| TASK REQUIREMENTS |
a) In the figure captions on bacterial bioenergetics, which protist's micrograph is shown for comparison with mitochondrial cristae?
b) Extend the figure captions on bacterial bioenergetics beyond their final sentence.

| PROVIDED TEXT |

Reduction in bioenergetic systems in the transition from free-living to symbionts. Three different lineages of β-proteobacteria from the Burkholderiales order were analyzed on the basis of current genomic data and the reported lifestyle information indicating transitions to symbionts or pathogens (Vannini et al. 2007; Sachs et al. 2011; Ghignone et al. 2012). Bioenergetic systems are labeled as before (Degli Esposti et al. 2014) and variations in their elements of N-metabolism are color coded as indicated within figure 3. The red dash arrow indicates a behavior as human opportunistic pathogen of a plant-associated Burkholderia. See Lackner et al. (2011) and Ghignone et al. (2012) for the related fungal pathogens. Note that subunit II of bd-type oxidase is retained in the indicated Glomeribacter species as a likely relic of this bioenergetic system.

Fig. 5.—

Membrane structures of methanotrophs resembling mitochondrial cristae. Electron microscopy images of methanotrophic bacteria refer to symbionts of clams (A; Fujiwara, Takai, et al. 2000) or plants of bog peats closely related to Methylomonas (B; Kip et al. 2011), or free-living Methylosinus (C, middle; Reed et al. 1980) and Methylocapsa (D; Dunfield et al. 2010). Note the resemblance of their ICMs with mitochondrial cristae, for comparison shown in a micrograph of the protist Paramecium (E; modified from Adoutte et al. 1972). Reserve deposits of poly hydroxy butyrate are labeled as PHB. Note: Images have been modified from the cited references.

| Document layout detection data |
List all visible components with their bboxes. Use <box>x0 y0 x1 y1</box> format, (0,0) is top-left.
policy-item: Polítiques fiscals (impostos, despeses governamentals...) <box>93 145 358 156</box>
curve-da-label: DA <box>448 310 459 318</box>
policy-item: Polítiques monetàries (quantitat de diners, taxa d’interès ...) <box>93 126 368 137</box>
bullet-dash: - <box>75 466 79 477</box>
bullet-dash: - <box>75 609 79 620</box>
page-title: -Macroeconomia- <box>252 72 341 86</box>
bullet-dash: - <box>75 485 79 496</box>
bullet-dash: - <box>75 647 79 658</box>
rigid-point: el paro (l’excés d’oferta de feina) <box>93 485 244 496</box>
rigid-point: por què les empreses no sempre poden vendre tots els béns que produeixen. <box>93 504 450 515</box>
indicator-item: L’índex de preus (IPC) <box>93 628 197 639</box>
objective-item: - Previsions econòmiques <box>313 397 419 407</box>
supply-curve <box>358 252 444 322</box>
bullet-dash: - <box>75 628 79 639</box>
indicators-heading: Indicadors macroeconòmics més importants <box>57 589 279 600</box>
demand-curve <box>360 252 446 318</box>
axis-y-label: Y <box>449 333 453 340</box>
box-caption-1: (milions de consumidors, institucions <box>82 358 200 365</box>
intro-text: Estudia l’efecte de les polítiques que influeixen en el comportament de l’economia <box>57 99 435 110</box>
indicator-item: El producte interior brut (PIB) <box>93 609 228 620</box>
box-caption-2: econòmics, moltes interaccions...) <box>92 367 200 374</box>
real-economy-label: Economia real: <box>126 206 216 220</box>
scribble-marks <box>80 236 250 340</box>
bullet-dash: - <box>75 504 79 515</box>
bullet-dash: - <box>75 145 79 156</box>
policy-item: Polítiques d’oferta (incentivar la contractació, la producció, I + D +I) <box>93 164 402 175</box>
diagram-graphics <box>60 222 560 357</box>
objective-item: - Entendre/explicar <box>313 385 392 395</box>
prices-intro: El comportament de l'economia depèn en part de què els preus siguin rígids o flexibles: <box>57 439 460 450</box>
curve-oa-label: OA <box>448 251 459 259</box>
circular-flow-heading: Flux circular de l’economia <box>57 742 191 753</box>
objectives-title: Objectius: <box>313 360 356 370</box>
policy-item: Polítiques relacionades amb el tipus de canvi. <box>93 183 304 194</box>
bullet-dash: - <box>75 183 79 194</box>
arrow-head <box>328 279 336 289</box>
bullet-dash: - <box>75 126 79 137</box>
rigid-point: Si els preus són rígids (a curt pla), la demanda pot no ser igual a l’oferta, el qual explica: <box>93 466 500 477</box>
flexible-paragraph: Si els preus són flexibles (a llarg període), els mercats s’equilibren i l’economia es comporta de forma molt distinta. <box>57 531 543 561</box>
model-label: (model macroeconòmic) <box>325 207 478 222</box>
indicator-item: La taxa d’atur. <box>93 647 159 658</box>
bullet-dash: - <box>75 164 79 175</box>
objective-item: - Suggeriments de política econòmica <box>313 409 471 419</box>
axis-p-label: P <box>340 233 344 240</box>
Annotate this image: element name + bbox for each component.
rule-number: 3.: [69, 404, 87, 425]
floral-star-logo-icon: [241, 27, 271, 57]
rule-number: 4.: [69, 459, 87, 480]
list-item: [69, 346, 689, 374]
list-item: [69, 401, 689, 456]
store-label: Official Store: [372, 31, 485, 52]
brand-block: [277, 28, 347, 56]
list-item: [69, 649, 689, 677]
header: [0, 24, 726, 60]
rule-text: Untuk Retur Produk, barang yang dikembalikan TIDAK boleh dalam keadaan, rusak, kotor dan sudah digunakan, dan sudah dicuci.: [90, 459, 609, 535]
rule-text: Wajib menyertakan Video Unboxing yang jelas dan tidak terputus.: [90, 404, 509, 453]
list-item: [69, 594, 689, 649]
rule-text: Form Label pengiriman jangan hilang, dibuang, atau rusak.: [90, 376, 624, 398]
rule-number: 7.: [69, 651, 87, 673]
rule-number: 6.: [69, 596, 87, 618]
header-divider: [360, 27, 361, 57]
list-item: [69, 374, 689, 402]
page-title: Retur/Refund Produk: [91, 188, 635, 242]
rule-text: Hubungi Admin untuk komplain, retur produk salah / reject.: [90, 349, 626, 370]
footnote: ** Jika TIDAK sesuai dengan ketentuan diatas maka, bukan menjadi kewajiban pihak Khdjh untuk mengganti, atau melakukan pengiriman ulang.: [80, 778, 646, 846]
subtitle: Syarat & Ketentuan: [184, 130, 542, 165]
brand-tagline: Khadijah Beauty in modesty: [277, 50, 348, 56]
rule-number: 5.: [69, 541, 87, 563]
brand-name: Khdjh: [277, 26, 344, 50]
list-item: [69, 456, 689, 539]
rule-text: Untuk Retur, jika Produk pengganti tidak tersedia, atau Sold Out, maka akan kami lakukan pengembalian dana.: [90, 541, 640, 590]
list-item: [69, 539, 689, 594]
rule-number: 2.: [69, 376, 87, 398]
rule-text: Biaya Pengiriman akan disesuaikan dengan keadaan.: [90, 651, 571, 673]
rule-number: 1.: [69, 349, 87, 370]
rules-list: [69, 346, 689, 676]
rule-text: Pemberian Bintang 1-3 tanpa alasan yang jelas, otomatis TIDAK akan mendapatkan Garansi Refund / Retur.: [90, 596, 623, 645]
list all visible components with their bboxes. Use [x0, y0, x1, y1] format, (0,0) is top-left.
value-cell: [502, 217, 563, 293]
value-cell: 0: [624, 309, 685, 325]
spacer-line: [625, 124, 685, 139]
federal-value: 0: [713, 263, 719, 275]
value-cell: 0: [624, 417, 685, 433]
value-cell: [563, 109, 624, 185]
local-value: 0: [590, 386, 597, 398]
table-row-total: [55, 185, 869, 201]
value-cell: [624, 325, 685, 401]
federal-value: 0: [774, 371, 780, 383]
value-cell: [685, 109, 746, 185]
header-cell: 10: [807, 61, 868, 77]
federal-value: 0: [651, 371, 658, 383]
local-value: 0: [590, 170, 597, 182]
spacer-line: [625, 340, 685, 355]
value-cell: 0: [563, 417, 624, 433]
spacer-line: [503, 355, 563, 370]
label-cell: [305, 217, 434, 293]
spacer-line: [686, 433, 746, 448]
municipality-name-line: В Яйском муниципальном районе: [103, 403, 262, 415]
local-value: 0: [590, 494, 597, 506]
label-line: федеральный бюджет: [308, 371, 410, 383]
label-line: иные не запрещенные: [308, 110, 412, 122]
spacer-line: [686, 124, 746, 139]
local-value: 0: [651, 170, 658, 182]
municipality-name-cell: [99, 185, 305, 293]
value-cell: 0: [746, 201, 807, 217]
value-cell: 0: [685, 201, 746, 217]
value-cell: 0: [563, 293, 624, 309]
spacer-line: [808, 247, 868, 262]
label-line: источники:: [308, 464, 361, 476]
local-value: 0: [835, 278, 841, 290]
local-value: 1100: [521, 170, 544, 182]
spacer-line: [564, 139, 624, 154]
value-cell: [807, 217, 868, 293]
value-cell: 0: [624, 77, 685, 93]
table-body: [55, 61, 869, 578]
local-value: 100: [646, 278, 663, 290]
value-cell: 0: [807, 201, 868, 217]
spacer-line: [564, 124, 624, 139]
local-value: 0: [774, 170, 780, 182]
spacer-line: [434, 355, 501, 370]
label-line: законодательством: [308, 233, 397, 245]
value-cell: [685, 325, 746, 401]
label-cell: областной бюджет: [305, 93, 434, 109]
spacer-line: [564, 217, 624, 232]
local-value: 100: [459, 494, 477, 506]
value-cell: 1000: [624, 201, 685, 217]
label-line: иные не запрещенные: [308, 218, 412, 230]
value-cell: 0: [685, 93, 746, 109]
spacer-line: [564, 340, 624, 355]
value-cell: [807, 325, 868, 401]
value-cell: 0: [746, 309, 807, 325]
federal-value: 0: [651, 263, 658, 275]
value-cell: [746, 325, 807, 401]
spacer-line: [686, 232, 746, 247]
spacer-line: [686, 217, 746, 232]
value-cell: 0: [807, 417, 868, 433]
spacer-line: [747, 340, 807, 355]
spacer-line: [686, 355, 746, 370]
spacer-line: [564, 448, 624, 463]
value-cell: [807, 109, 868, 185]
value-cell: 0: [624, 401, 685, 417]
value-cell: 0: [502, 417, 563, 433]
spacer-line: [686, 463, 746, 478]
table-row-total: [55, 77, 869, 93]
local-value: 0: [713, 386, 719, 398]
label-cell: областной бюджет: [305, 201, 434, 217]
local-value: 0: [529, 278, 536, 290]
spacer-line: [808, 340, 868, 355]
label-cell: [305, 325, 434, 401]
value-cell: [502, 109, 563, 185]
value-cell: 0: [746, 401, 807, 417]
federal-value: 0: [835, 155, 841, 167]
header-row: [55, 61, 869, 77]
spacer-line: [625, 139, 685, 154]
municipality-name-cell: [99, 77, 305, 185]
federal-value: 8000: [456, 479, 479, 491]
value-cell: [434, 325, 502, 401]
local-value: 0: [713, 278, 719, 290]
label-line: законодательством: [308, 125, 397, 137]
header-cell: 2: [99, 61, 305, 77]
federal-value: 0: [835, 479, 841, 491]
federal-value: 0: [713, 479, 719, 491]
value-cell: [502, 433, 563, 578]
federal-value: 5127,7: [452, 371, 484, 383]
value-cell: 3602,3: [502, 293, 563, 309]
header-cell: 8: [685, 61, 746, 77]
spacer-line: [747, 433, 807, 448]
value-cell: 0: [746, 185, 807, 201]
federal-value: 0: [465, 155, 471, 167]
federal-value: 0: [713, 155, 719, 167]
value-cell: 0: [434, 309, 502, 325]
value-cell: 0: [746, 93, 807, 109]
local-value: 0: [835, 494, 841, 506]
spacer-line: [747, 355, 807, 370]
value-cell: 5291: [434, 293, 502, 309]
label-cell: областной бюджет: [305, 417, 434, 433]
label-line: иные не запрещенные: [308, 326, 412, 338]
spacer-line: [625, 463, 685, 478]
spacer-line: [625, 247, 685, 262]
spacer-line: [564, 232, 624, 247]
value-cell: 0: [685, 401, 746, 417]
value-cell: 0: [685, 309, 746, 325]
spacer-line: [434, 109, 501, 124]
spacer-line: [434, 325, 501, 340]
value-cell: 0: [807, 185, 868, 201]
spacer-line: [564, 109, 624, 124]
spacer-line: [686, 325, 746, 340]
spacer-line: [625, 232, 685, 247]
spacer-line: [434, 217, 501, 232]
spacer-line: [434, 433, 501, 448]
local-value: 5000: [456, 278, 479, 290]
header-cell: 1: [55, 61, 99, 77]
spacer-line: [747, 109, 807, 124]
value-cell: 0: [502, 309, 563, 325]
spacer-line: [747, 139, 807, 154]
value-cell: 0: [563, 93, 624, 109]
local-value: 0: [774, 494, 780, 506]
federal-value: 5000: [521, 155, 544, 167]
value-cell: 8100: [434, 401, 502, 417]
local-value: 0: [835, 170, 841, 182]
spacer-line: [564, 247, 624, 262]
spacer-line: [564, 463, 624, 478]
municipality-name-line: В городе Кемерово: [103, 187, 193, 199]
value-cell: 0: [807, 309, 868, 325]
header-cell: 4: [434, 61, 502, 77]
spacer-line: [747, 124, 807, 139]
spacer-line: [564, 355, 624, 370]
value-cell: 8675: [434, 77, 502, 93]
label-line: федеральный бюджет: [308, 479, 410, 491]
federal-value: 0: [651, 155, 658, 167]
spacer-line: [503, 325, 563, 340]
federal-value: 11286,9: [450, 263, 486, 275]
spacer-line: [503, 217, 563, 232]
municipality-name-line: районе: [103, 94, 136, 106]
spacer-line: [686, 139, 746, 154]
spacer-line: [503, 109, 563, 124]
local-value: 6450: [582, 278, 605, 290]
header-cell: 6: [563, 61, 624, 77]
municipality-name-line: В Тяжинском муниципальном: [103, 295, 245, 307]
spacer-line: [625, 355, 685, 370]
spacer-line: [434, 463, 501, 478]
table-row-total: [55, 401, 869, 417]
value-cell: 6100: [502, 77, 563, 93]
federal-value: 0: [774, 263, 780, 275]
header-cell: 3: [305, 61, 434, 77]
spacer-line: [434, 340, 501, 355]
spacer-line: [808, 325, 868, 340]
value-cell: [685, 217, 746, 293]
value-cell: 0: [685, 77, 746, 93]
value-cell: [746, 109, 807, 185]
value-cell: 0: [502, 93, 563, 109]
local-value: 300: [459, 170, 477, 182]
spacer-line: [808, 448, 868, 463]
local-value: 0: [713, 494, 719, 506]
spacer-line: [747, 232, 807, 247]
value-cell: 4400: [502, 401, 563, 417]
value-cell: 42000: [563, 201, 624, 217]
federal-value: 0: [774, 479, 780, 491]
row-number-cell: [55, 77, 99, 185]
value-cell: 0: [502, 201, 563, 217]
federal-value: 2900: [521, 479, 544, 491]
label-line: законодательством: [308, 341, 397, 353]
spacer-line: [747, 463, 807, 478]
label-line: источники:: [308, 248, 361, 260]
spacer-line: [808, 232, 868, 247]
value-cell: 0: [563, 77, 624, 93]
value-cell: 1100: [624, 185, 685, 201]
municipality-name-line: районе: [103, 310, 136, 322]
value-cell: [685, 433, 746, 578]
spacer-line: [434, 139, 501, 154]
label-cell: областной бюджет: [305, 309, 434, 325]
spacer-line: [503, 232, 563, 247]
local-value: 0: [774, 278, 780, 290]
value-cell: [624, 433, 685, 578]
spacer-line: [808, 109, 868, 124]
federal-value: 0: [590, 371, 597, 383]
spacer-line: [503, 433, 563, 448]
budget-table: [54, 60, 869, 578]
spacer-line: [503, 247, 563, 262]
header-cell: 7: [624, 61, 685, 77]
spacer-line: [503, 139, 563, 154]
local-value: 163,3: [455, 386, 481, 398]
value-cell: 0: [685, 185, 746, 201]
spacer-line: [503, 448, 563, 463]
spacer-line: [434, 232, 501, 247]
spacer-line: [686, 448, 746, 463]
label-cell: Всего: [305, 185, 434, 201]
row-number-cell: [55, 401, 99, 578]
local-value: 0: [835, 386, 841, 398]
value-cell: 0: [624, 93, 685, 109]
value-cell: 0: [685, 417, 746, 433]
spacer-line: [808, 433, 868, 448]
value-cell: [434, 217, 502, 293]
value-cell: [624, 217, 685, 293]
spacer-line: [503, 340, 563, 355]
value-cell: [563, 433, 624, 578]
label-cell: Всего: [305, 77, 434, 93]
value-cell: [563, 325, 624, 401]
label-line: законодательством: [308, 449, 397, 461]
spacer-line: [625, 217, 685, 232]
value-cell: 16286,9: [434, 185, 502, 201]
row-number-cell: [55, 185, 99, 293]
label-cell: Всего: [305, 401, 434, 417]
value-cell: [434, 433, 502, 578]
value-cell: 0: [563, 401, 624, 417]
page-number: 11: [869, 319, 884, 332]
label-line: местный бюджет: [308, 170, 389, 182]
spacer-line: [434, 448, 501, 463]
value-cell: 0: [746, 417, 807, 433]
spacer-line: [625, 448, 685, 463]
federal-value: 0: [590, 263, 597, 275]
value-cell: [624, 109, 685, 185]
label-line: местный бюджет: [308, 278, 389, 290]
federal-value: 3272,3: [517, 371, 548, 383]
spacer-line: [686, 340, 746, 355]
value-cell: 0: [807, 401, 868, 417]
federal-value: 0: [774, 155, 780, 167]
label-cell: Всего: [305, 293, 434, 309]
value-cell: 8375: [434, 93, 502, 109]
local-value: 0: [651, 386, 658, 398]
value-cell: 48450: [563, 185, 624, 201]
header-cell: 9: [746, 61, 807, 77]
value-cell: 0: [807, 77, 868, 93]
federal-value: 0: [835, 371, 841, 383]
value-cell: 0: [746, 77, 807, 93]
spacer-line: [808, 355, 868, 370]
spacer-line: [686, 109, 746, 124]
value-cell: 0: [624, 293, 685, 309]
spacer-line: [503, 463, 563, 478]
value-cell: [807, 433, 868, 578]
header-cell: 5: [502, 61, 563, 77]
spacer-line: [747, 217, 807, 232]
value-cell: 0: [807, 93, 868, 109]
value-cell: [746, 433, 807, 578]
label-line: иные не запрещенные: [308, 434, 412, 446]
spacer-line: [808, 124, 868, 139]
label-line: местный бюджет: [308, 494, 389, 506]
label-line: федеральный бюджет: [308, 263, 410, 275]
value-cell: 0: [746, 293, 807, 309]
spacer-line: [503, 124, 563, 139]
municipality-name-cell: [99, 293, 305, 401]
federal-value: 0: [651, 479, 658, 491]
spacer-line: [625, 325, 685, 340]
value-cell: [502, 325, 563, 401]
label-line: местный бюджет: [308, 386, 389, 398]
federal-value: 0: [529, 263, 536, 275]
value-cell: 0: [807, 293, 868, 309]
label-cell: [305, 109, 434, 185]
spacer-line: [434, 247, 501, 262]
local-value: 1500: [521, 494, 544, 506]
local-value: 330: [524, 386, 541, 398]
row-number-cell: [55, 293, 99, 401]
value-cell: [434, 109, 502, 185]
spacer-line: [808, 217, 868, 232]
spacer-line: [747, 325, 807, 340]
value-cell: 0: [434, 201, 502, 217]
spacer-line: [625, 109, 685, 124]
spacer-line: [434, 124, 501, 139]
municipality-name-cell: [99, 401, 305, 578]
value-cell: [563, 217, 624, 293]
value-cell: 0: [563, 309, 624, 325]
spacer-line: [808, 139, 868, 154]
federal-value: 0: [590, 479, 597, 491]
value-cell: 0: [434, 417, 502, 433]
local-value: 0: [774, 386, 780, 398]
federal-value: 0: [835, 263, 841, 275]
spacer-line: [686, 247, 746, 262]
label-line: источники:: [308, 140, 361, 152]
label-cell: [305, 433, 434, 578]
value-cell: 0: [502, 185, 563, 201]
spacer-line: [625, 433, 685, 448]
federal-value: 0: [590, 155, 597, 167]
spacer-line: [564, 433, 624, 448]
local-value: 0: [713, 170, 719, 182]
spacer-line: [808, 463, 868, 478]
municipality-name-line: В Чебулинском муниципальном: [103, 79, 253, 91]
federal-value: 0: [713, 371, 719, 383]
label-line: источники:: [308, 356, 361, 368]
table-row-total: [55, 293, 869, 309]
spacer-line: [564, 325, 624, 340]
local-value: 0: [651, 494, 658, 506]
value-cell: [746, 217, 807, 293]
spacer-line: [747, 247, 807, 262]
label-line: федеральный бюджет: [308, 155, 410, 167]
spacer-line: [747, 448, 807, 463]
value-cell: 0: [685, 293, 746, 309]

| SET OF ANSWERS |
a) Paramecium

b)
Fig. 6.—

Comparison of the molecular characters of cytochrome b from diverse bacterial lineages. The molecular characters which are conserved among all the cytochrome b proteins of the bc₁ complex but not in the paralog b₆ proteins (in green) are annotated following the numbering of the yeast sequence (Degli Esposti et al. 1993—see supplementary fig. S3a and b, Supplementary Material online for a representative alignment). The two c hemes that are present at the C terminus of some Planctomycetes’ proteins (Kartal et al. 2013) are designated heme c-1 and heme c-2. Fused cytocrome c₁ of α- and γ-proteobacteria align only with the heme-binding regions of heme c-2 (supplementary fig. S3b, Supplementary Material online). The amino acid changes that are structurally different from the conserved characters are highlighted in yellow. The total number of characters matching those conserved in either cytochrome b (b not b6) or cytochrome b₆ (b6 not b) are listed at the far right of the table—note that the maximal number is 17 for cytochrome b fused with c₁ and 12 for normal cytochrome b. Leptospirillum ferrox. refers to the 460 residues protein (accession: BAM07238) from Leptospirillum ferrooxidans C2-3, an organisms related to Nitrospira (Lücker et al. 2010). Note that Acidiphilium cytochrome b is degenerate for it does not have all the conserved histidines that function as heme ligands (annotated in supplementary fig. S3a, Supplementary Material online).